_GOAL_
From the entries that follow, pick out all lines holding "icon".

_RECORDS SUPPLIED_
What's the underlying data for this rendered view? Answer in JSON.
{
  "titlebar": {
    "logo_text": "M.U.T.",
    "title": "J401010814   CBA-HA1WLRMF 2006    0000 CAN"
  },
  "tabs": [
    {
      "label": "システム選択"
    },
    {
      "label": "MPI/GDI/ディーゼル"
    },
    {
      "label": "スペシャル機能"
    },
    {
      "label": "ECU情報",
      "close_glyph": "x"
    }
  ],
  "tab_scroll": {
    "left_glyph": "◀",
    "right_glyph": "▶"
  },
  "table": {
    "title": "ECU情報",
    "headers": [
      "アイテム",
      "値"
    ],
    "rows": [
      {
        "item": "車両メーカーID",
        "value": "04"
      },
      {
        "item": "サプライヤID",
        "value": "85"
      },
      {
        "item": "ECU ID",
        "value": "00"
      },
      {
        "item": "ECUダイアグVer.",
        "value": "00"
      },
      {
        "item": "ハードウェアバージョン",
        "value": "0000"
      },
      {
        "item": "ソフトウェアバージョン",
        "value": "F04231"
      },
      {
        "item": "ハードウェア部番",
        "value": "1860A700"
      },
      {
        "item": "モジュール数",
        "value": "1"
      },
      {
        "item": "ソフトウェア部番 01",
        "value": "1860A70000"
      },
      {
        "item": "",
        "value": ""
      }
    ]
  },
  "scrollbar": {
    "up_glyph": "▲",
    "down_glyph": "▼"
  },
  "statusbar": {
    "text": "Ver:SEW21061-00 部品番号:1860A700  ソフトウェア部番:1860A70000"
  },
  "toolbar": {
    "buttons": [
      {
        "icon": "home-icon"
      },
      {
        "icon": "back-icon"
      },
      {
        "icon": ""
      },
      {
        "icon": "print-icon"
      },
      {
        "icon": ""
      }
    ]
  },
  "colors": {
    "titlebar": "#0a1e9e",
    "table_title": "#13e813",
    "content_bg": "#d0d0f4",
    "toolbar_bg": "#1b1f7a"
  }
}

_RESPONSE_
        "icon": "home-icon"
        "icon": "back-icon"
        "icon": ""
        "icon": "print-icon"
        "icon": ""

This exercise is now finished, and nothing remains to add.